## start Material supplied

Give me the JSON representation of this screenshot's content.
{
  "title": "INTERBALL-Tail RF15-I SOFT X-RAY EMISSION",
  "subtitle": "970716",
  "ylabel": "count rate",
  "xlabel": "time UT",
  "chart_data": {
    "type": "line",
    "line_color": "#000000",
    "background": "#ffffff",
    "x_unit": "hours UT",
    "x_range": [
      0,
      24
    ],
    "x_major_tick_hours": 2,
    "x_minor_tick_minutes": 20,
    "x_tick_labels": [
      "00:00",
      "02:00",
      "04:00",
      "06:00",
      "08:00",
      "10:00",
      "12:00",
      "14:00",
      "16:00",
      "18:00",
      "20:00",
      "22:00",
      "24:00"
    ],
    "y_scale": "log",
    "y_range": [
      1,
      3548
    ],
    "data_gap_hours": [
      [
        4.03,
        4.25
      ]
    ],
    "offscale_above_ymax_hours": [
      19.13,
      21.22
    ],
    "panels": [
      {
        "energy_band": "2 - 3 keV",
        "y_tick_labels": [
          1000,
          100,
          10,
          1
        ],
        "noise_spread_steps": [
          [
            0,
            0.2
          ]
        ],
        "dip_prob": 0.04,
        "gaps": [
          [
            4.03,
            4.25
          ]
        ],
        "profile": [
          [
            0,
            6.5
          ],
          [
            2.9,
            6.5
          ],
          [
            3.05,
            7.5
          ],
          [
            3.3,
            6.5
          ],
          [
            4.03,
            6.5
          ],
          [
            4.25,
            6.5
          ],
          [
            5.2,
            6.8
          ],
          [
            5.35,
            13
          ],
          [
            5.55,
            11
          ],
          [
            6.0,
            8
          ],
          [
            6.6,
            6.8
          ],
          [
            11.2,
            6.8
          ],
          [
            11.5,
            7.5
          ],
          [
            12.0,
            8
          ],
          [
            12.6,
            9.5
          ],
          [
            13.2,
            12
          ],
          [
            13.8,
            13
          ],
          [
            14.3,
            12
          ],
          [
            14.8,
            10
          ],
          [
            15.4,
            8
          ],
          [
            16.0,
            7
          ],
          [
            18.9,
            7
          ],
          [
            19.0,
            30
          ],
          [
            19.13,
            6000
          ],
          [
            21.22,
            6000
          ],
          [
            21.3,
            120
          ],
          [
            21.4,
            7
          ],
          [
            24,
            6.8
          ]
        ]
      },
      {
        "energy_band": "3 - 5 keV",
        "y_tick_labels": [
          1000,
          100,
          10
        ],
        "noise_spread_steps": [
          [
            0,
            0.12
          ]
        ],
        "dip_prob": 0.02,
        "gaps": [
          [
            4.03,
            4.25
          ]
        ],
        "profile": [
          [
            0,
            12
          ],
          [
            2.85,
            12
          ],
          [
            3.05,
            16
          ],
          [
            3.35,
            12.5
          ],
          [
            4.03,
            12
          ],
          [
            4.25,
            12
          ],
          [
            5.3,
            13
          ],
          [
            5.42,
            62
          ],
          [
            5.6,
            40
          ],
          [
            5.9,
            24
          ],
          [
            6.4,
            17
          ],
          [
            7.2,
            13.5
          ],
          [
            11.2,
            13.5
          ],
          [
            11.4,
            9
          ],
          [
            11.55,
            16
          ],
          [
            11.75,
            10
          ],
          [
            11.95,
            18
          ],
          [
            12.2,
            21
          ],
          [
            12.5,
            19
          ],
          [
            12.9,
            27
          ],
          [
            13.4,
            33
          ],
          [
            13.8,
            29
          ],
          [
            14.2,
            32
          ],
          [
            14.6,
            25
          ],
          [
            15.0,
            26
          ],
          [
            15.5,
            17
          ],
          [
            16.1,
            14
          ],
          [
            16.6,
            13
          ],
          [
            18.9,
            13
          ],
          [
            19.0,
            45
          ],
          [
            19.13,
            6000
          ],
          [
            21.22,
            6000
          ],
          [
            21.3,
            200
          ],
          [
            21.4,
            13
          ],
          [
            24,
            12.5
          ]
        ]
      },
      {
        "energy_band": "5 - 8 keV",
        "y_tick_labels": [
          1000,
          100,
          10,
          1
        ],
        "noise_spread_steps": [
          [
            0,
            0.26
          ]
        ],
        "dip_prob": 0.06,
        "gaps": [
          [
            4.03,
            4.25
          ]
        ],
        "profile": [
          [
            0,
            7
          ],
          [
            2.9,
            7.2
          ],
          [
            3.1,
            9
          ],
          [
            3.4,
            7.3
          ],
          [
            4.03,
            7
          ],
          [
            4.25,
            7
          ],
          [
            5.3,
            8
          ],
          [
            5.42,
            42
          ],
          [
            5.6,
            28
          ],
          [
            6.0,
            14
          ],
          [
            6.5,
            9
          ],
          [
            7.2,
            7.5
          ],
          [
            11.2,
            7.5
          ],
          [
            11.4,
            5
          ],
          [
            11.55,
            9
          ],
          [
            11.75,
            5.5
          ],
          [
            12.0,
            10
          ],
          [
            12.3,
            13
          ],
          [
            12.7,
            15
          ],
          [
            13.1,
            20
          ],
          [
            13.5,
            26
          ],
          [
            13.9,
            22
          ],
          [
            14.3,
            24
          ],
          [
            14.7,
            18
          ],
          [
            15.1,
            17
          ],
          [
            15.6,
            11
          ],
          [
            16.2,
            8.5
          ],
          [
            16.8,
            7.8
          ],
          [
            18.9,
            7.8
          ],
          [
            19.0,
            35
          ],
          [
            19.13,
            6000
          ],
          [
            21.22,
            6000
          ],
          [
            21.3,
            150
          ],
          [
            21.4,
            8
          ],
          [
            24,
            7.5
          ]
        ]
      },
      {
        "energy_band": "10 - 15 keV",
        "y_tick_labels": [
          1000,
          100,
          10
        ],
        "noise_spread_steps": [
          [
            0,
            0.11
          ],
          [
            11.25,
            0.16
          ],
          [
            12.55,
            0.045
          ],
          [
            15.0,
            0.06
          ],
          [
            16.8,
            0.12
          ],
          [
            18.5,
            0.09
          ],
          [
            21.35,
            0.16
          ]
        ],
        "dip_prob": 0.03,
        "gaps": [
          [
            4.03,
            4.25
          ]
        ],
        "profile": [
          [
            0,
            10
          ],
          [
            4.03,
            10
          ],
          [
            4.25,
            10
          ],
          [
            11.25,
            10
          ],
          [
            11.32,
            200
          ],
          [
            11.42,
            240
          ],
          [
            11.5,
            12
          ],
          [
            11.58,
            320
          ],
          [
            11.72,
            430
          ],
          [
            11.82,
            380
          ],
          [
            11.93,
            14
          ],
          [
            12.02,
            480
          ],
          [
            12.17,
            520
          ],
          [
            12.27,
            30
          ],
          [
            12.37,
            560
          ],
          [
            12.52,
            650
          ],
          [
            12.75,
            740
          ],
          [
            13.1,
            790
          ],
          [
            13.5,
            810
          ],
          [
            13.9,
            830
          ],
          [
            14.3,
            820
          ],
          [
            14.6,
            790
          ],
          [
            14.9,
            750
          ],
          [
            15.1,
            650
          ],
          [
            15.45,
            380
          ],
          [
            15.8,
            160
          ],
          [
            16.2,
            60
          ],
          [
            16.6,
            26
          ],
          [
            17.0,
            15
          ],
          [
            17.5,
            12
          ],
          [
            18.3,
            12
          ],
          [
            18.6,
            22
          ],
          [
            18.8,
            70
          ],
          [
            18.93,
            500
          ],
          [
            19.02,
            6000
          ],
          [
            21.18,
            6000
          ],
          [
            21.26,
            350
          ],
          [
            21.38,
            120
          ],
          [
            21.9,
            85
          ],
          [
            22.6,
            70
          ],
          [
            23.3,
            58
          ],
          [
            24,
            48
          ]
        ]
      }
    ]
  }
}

## end Material supplied

Exercise aim: Write out the data again, exactly and in full.

Task answer:
Give me the JSON representation of this screenshot's content.
{
  "title": "INTERBALL-Tail RF15-I SOFT X-RAY EMISSION",
  "subtitle": "970716",
  "ylabel": "count rate",
  "xlabel": "time UT",
  "chart_data": {
    "type": "line",
    "line_color": "#000000",
    "background": "#ffffff",
    "x_unit": "hours UT",
    "x_range": [
      0,
      24
    ],
    "x_major_tick_hours": 2,
    "x_minor_tick_minutes": 20,
    "x_tick_labels": [
      "00:00",
      "02:00",
      "04:00",
      "06:00",
      "08:00",
      "10:00",
      "12:00",
      "14:00",
      "16:00",
      "18:00",
      "20:00",
      "22:00",
      "24:00"
    ],
    "y_scale": "log",
    "y_range": [
      1,
      3548
    ],
    "data_gap_hours": [
      [
        4.03,
        4.25
      ]
    ],
    "offscale_above_ymax_hours": [
      19.13,
      21.22
    ],
    "panels": [
      {
        "energy_band": "2 - 3 keV",
        "y_tick_labels": [
          1000,
          100,
          10,
          1
        ],
        "noise_spread_steps": [
          [
            0,
            0.2
          ]
        ],
        "dip_prob": 0.04,
        "gaps": [
          [
            4.03,
            4.25
          ]
        ],
        "profile": [
          [
            0,
            6.5
          ],
          [
            2.9,
            6.5
          ],
          [
            3.05,
            7.5
          ],
          [
            3.3,
            6.5
          ],
          [
            4.03,
            6.5
          ],
          [
            4.25,
            6.5
          ],
          [
            5.2,
            6.8
          ],
          [
            5.35,
            13
          ],
          [
            5.55,
            11
          ],
          [
            6.0,
            8
          ],
          [
            6.6,
            6.8
          ],
          [
            11.2,
            6.8
          ],
          [
            11.5,
            7.5
          ],
          [
            12.0,
            8
          ],
          [
            12.6,
            9.5
          ],
          [
            13.2,
            12
          ],
          [
            13.8,
            13
          ],
          [
            14.3,
            12
          ],
          [
            14.8,
            10
          ],
          [
            15.4,
            8
          ],
          [
            16.0,
            7
          ],
          [
            18.9,
            7
          ],
          [
            19.0,
            30
          ],
          [
            19.13,
            6000
          ],
          [
            21.22,
            6000
          ],
          [
            21.3,
            120
          ],
          [
            21.4,
            7
          ],
          [
            24,
            6.8
          ]
        ]
      },
      {
        "energy_band": "3 - 5 keV",
        "y_tick_labels": [
          1000,
          100,
          10
        ],
        "noise_spread_steps": [
          [
            0,
            0.12
          ]
        ],
        "dip_prob": 0.02,
        "gaps": [
          [
            4.03,
            4.25
          ]
        ],
        "profile": [
          [
            0,
            12
          ],
          [
            2.85,
            12
          ],
          [
            3.05,
            16
          ],
          [
            3.35,
            12.5
          ],
          [
            4.03,
            12
          ],
          [
            4.25,
            12
          ],
          [
            5.3,
            13
          ],
          [
            5.42,
            62
          ],
          [
            5.6,
            40
          ],
          [
            5.9,
            24
          ],
          [
            6.4,
            17
          ],
          [
            7.2,
            13.5
          ],
          [
            11.2,
            13.5
          ],
          [
            11.4,
            9
          ],
          [
            11.55,
            16
          ],
          [
            11.75,
            10
          ],
          [
            11.95,
            18
          ],
          [
            12.2,
            21
          ],
          [
            12.5,
            19
          ],
          [
            12.9,
            27
          ],
          [
            13.4,
            33
          ],
          [
            13.8,
            29
          ],
          [
            14.2,
            32
          ],
          [
            14.6,
            25
          ],
          [
            15.0,
            26
          ],
          [
            15.5,
            17
          ],
          [
            16.1,
            14
          ],
          [
            16.6,
            13
          ],
          [
            18.9,
            13
          ],
          [
            19.0,
            45
          ],
          [
            19.13,
            6000
          ],
          [
            21.22,
            6000
          ],
          [
            21.3,
            200
          ],
          [
            21.4,
            13
          ],
          [
            24,
            12.5
          ]
        ]
      },
      {
        "energy_band": "5 - 8 keV",
        "y_tick_labels": [
          1000,
          100,
          10,
          1
        ],
        "noise_spread_steps": [
          [
            0,
            0.26
          ]
        ],
        "dip_prob": 0.06,
        "gaps": [
          [
            4.03,
            4.25
          ]
        ],
        "profile": [
          [
            0,
            7
          ],
          [
            2.9,
            7.2
          ],
          [
            3.1,
            9
          ],
          [
            3.4,
            7.3
          ],
          [
            4.03,
            7
          ],
          [
            4.25,
            7
          ],
          [
            5.3,
            8
          ],
          [
            5.42,
            42
          ],
          [
            5.6,
            28
          ],
          [
            6.0,
            14
          ],
          [
            6.5,
            9
          ],
          [
            7.2,
            7.5
          ],
          [
            11.2,
            7.5
          ],
          [
            11.4,
            5
          ],
          [
            11.55,
            9
          ],
          [
            11.75,
            5.5
          ],
          [
            12.0,
            10
          ],
          [
            12.3,
            13
          ],
          [
            12.7,
            15
          ],
          [
            13.1,
            20
          ],
          [
            13.5,
            26
          ],
          [
            13.9,
            22
          ],
          [
            14.3,
            24
          ],
          [
            14.7,
            18
          ],
          [
            15.1,
            17
          ],
          [
            15.6,
            11
          ],
          [
            16.2,
            8.5
          ],
          [
            16.8,
            7.8
          ],
          [
            18.9,
            7.8
          ],
          [
            19.0,
            35
          ],
          [
            19.13,
            6000
          ],
          [
            21.22,
            6000
          ],
          [
            21.3,
            150
          ],
          [
            21.4,
            8
          ],
          [
            24,
            7.5
          ]
        ]
      },
      {
        "energy_band": "10 - 15 keV",
        "y_tick_labels": [
          1000,
          100,
          10
        ],
        "noise_spread_steps": [
          [
            0,
            0.11
          ],
          [
            11.25,
            0.16
          ],
          [
            12.55,
            0.045
          ],
          [
            15.0,
            0.06
          ],
          [
            16.8,
            0.12
          ],
          [
            18.5,
            0.09
          ],
          [
            21.35,
            0.16
          ]
        ],
        "dip_prob": 0.03,
        "gaps": [
          [
            4.03,
            4.25
          ]
        ],
        "profile": [
          [
            0,
            10
          ],
          [
            4.03,
            10
          ],
          [
            4.25,
            10
          ],
          [
            11.25,
            10
          ],
          [
            11.32,
            200
          ],
          [
            11.42,
            240
          ],
          [
            11.5,
            12
          ],
          [
            11.58,
            320
          ],
          [
            11.72,
            430
          ],
          [
            11.82,
            380
          ],
          [
            11.93,
            14
          ],
          [
            12.02,
            480
          ],
          [
            12.17,
            520
          ],
          [
            12.27,
            30
          ],
          [
            12.37,
            560
          ],
          [
            12.52,
            650
          ],
          [
            12.75,
            740
          ],
          [
            13.1,
            790
          ],
          [
            13.5,
            810
          ],
          [
            13.9,
            830
          ],
          [
            14.3,
            820
          ],
          [
            14.6,
            790
          ],
          [
            14.9,
            750
          ],
          [
            15.1,
            650
          ],
          [
            15.45,
            380
          ],
          [
            15.8,
            160
          ],
          [
            16.2,
            60
          ],
          [
            16.6,
            26
          ],
          [
            17.0,
            15
          ],
          [
            17.5,
            12
          ],
          [
            18.3,
            12
          ],
          [
            18.6,
            22
          ],
          [
            18.8,
            70
          ],
          [
            18.93,
            500
          ],
          [
            19.02,
            6000
          ],
          [
            21.18,
            6000
          ],
          [
            21.26,
            350
          ],
          [
            21.38,
            120
          ],
          [
            21.9,
            85
          ],
          [
            22.6,
            70
          ],
          [
            23.3,
            58
          ],
          [
            24,
            48
          ]
        ]
      }
    ]
  }
}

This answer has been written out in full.